-------- Supplied entries --------

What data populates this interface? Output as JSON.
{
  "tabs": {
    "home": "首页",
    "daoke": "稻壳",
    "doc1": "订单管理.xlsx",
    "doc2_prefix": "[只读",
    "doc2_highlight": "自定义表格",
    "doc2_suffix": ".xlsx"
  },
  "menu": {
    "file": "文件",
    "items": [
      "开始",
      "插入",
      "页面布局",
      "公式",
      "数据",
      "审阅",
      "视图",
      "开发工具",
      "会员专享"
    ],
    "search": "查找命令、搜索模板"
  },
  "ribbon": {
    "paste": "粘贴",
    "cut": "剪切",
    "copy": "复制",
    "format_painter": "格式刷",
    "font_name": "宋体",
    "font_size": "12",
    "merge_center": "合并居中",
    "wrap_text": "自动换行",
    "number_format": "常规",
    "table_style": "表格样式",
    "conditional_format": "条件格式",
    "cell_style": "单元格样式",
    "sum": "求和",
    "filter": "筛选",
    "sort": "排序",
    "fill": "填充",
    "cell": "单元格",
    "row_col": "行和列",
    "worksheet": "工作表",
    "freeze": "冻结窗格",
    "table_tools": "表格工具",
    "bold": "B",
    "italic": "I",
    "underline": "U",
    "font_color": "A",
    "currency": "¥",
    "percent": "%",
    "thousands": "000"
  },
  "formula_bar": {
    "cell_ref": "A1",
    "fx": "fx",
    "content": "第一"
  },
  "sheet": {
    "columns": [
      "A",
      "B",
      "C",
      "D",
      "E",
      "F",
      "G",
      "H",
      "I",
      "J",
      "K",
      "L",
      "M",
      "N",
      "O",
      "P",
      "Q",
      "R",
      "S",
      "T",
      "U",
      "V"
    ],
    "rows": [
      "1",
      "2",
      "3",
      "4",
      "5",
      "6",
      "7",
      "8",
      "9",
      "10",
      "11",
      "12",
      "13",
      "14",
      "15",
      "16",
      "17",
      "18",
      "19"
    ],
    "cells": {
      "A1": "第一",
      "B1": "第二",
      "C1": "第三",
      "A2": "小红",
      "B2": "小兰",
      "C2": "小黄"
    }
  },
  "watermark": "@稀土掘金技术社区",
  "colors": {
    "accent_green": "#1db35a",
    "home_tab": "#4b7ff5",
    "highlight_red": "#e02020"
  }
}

--------

__Your task__. Copy each entry exactly, with nothing added or dropped.

__Reply__.
What data populates this interface? Output as JSON.
{
  "tabs": {
    "home": "首页",
    "daoke": "稻壳",
    "doc1": "订单管理.xlsx",
    "doc2_prefix": "[只读",
    "doc2_highlight": "自定义表格",
    "doc2_suffix": ".xlsx"
  },
  "menu": {
    "file": "文件",
    "items": [
      "开始",
      "插入",
      "页面布局",
      "公式",
      "数据",
      "审阅",
      "视图",
      "开发工具",
      "会员专享"
    ],
    "search": "查找命令、搜索模板"
  },
  "ribbon": {
    "paste": "粘贴",
    "cut": "剪切",
    "copy": "复制",
    "format_painter": "格式刷",
    "font_name": "宋体",
    "font_size": "12",
    "merge_center": "合并居中",
    "wrap_text": "自动换行",
    "number_format": "常规",
    "table_style": "表格样式",
    "conditional_format": "条件格式",
    "cell_style": "单元格样式",
    "sum": "求和",
    "filter": "筛选",
    "sort": "排序",
    "fill": "填充",
    "cell": "单元格",
    "row_col": "行和列",
    "worksheet": "工作表",
    "freeze": "冻结窗格",
    "table_tools": "表格工具",
    "bold": "B",
    "italic": "I",
    "underline": "U",
    "font_color": "A",
    "currency": "¥",
    "percent": "%",
    "thousands": "000"
  },
  "formula_bar": {
    "cell_ref": "A1",
    "fx": "fx",
    "content": "第一"
  },
  "sheet": {
    "columns": [
      "A",
      "B",
      "C",
      "D",
      "E",
      "F",
      "G",
      "H",
      "I",
      "J",
      "K",
      "L",
      "M",
      "N",
      "O",
      "P",
      "Q",
      "R",
      "S",
      "T",
      "U",
      "V"
    ],
    "rows": [
      "1",
      "2",
      "3",
      "4",
      "5",
      "6",
      "7",
      "8",
      "9",
      "10",
      "11",
      "12",
      "13",
      "14",
      "15",
      "16",
      "17",
      "18",
      "19"
    ],
    "cells": {
      "A1": "第一",
      "B1": "第二",
      "C1": "第三",
      "A2": "小红",
      "B2": "小兰",
      "C2": "小黄"
    }
  },
  "watermark": "@稀土掘金技术社区",
  "colors": {
    "accent_green": "#1db35a",
    "home_tab": "#4b7ff5",
    "highlight_red": "#e02020"
  }
}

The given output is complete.